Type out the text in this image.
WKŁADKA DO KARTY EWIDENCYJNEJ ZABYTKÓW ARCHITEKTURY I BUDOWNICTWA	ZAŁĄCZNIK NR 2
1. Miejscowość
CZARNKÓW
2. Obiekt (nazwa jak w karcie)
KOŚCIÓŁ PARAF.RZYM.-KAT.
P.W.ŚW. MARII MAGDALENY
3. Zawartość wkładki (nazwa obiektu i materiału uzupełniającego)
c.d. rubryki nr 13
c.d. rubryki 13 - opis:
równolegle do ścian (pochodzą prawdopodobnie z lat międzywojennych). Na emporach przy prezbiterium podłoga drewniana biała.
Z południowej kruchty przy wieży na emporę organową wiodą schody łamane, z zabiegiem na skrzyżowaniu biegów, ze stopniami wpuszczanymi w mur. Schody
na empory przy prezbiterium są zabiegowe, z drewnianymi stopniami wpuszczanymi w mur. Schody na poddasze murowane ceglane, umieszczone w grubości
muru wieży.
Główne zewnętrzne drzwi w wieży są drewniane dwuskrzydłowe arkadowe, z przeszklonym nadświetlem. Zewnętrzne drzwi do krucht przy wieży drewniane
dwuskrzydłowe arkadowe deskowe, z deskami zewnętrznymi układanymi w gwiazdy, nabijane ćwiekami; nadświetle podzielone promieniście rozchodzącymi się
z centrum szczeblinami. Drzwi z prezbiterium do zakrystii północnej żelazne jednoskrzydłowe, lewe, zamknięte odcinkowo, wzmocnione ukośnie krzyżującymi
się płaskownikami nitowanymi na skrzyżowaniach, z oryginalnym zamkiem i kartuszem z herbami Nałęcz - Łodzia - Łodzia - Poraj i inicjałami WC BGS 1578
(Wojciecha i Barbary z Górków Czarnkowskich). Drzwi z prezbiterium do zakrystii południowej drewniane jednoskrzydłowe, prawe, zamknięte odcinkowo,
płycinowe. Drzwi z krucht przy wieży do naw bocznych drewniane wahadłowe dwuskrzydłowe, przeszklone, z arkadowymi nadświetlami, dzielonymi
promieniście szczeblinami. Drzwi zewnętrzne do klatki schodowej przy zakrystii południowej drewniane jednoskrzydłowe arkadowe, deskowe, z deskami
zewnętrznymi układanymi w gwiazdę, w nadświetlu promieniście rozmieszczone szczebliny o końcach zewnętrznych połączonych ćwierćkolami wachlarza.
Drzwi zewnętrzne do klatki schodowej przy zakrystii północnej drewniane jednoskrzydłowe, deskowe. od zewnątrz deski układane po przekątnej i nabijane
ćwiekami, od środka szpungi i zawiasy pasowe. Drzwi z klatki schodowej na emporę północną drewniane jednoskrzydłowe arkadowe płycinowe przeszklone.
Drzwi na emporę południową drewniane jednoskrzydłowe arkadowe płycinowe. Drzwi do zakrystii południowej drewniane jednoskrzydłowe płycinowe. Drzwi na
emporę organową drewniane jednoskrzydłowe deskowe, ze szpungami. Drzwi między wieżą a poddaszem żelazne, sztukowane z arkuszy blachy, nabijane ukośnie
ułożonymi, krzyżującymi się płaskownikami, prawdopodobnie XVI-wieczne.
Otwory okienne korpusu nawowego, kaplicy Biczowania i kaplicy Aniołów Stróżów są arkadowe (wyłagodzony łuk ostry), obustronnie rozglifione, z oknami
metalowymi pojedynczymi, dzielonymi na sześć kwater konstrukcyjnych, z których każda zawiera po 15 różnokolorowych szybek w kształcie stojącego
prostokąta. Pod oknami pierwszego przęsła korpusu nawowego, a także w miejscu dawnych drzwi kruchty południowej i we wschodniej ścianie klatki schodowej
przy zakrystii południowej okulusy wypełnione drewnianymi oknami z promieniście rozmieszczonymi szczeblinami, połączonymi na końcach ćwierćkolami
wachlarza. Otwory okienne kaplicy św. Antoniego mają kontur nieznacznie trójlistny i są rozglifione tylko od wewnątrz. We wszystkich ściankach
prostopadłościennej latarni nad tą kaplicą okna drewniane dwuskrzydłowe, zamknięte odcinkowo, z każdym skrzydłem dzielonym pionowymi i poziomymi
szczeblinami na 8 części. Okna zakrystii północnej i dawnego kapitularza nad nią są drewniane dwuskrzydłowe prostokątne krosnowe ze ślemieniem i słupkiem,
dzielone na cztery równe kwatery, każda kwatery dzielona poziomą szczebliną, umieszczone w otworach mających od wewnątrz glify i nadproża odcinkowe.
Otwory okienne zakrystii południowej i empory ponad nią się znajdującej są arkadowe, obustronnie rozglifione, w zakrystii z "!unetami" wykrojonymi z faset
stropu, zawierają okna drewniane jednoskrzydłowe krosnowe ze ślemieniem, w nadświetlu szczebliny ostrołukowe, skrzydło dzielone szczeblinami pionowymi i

------------------------------

◆ **Task prompt**
Above are the records; retype every one exactly.

◆ **Finished exercise**
Type out the text in this image.
WKŁADKA DO KARTY EWIDENCYJNEJ ZABYTKÓW ARCHITEKTURY I BUDOWNICTWA	ZAŁĄCZNIK NR 2
1. Miejscowość
CZARNKÓW
2. Obiekt (nazwa jak w karcie)
KOŚCIÓŁ PARAF.RZYM.-KAT.
P.W.ŚW. MARII MAGDALENY
3. Zawartość wkładki (nazwa obiektu i materiału uzupełniającego)
c.d. rubryki nr 13
c.d. rubryki 13 - opis:
równolegle do ścian (pochodzą prawdopodobnie z lat międzywojennych). Na emporach przy prezbiterium podłoga drewniana biała.
Z południowej kruchty przy wieży na emporę organową wiodą schody łamane, z zabiegiem na skrzyżowaniu biegów, ze stopniami wpuszczanymi w mur. Schody
na empory przy prezbiterium są zabiegowe, z drewnianymi stopniami wpuszczanymi w mur. Schody na poddasze murowane ceglane, umieszczone w grubości
muru wieży.
Główne zewnętrzne drzwi w wieży są drewniane dwuskrzydłowe arkadowe, z przeszklonym nadświetlem. Zewnętrzne drzwi do krucht przy wieży drewniane
dwuskrzydłowe arkadowe deskowe, z deskami zewnętrznymi układanymi w gwiazdy, nabijane ćwiekami; nadświetle podzielone promieniście rozchodzącymi się
z centrum szczeblinami. Drzwi z prezbiterium do zakrystii północnej żelazne jednoskrzydłowe, lewe, zamknięte odcinkowo, wzmocnione ukośnie krzyżującymi
się płaskownikami nitowanymi na skrzyżowaniach, z oryginalnym zamkiem i kartuszem z herbami Nałęcz - Łodzia - Łodzia - Poraj i inicjałami WC BGS 1578
(Wojciecha i Barbary z Górków Czarnkowskich). Drzwi z prezbiterium do zakrystii południowej drewniane jednoskrzydłowe, prawe, zamknięte odcinkowo,
płycinowe. Drzwi z krucht przy wieży do naw bocznych drewniane wahadłowe dwuskrzydłowe, przeszklone, z arkadowymi nadświetlami, dzielonymi
promieniście szczeblinami. Drzwi zewnętrzne do klatki schodowej przy zakrystii południowej drewniane jednoskrzydłowe arkadowe, deskowe, z deskami
zewnętrznymi układanymi w gwiazdę, w nadświetlu promieniście rozmieszczone szczebliny o końcach zewnętrznych połączonych ćwierćkolami wachlarza.
Drzwi zewnętrzne do klatki schodowej przy zakrystii północnej drewniane jednoskrzydłowe, deskowe. od zewnątrz deski układane po przekątnej i nabijane
ćwiekami, od środka szpungi i zawiasy pasowe. Drzwi z klatki schodowej na emporę północną drewniane jednoskrzydłowe arkadowe płycinowe przeszklone.
Drzwi na emporę południową drewniane jednoskrzydłowe arkadowe płycinowe. Drzwi do zakrystii południowej drewniane jednoskrzydłowe płycinowe. Drzwi na
emporę organową drewniane jednoskrzydłowe deskowe, ze szpungami. Drzwi między wieżą a poddaszem żelazne, sztukowane z arkuszy blachy, nabijane ukośnie
ułożonymi, krzyżującymi się płaskownikami, prawdopodobnie XVI-wieczne.
Otwory okienne korpusu nawowego, kaplicy Biczowania i kaplicy Aniołów Stróżów są arkadowe (wyłagodzony łuk ostry), obustronnie rozglifione, z oknami
metalowymi pojedynczymi, dzielonymi na sześć kwater konstrukcyjnych, z których każda zawiera po 15 różnokolorowych szybek w kształcie stojącego
prostokąta. Pod oknami pierwszego przęsła korpusu nawowego, a także w miejscu dawnych drzwi kruchty południowej i we wschodniej ścianie klatki schodowej
przy zakrystii południowej okulusy wypełnione drewnianymi oknami z promieniście rozmieszczonymi szczeblinami, połączonymi na końcach ćwierćkolami
wachlarza. Otwory okienne kaplicy św. Antoniego mają kontur nieznacznie trójlistny i są rozglifione tylko od wewnątrz. We wszystkich ściankach
prostopadłościennej latarni nad tą kaplicą okna drewniane dwuskrzydłowe, zamknięte odcinkowo, z każdym skrzydłem dzielonym pionowymi i poziomymi
szczeblinami na 8 części. Okna zakrystii północnej i dawnego kapitularza nad nią są drewniane dwuskrzydłowe prostokątne krosnowe ze ślemieniem i słupkiem,
dzielone na cztery równe kwatery, każda kwatery dzielona poziomą szczebliną, umieszczone w otworach mających od wewnątrz glify i nadproża odcinkowe.
Otwory okienne zakrystii południowej i empory ponad nią się znajdującej są arkadowe, obustronnie rozglifione, w zakrystii z "!unetami" wykrojonymi z faset
stropu, zawierają okna drewniane jednoskrzydłowe krosnowe ze ślemieniem, w nadświetlu szczebliny ostrołukowe, skrzydło dzielone szczeblinami pionowymi i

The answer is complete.